**Required work:** Write out the records below once more, exactly as they stand.

(Dataset entries)
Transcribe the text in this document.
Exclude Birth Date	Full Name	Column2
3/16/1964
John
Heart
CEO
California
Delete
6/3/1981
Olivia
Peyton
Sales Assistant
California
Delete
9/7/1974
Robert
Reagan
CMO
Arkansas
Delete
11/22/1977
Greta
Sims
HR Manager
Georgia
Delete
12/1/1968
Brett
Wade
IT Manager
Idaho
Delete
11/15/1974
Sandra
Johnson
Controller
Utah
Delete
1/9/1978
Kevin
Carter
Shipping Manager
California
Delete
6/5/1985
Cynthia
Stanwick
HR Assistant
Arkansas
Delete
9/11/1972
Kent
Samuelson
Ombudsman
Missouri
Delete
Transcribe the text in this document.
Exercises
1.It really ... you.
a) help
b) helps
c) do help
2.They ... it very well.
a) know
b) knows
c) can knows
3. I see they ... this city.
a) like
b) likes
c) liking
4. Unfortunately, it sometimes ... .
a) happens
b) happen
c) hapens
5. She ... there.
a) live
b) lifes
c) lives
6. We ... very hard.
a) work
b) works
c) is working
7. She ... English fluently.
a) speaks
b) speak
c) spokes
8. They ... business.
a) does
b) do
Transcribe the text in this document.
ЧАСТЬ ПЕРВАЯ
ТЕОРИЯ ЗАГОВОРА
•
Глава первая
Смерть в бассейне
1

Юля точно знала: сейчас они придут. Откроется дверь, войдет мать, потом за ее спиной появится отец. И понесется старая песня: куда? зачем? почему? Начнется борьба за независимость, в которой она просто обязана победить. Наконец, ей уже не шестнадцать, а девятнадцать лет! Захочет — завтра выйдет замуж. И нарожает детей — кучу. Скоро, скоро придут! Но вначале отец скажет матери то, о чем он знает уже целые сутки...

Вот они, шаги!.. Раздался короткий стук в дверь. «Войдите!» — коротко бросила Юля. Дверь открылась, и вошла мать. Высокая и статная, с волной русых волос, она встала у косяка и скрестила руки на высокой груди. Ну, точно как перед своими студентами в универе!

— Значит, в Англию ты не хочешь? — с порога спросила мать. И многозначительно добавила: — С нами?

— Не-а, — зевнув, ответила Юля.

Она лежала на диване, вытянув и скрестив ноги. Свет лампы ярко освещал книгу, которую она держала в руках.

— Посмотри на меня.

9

**Written answer:**
Transcribe the text in this document.
Exclude Birth Date	Full Name	Column2
3/16/1964
John
Heart
CEO
California
Delete
6/3/1981
Olivia
Peyton
Sales Assistant
California
Delete
9/7/1974
Robert
Reagan
CMO
Arkansas
Delete
11/22/1977
Greta
Sims
HR Manager
Georgia
Delete
12/1/1968
Brett
Wade
IT Manager
Idaho
Delete
11/15/1974
Sandra
Johnson
Controller
Utah
Delete
1/9/1978
Kevin
Carter
Shipping Manager
California
Delete
6/5/1985
Cynthia
Stanwick
HR Assistant
Arkansas
Delete
9/11/1972
Kent
Samuelson
Ombudsman
Missouri
Delete
Transcribe the text in this document.
Exercises
1.It really ... you.
a) help
b) helps
c) do help
2.They ... it very well.
a) know
b) knows
c) can knows
3. I see they ... this city.
a) like
b) likes
c) liking
4. Unfortunately, it sometimes ... .
a) happens
b) happen
c) hapens
5. She ... there.
a) live
b) lifes
c) lives
6. We ... very hard.
a) work
b) works
c) is working
7. She ... English fluently.
a) speaks
b) speak
c) spokes
8. They ... business.
a) does
b) do
Transcribe the text in this document.
ЧАСТЬ ПЕРВАЯ
ТЕОРИЯ ЗАГОВОРА
•
Глава первая
Смерть в бассейне
1

Юля точно знала: сейчас они придут. Откроется дверь, войдет мать, потом за ее спиной появится отец. И понесется старая песня: куда? зачем? почему? Начнется борьба за независимость, в которой она просто обязана победить. Наконец, ей уже не шестнадцать, а девятнадцать лет! Захочет — завтра выйдет замуж. И нарожает детей — кучу. Скоро, скоро придут! Но вначале отец скажет матери то, о чем он знает уже целые сутки...

Вот они, шаги!.. Раздался короткий стук в дверь. «Войдите!» — коротко бросила Юля. Дверь открылась, и вошла мать. Высокая и статная, с волной русых волос, она встала у косяка и скрестила руки на высокой груди. Ну, точно как перед своими студентами в универе!

— Значит, в Англию ты не хочешь? — с порога спросила мать. И многозначительно добавила: — С нами?

— Не-а, — зевнув, ответила Юля.

Она лежала на диване, вытянув и скрестив ноги. Свет лампы ярко освещал книгу, которую она держала в руках.

— Посмотри на меня.

9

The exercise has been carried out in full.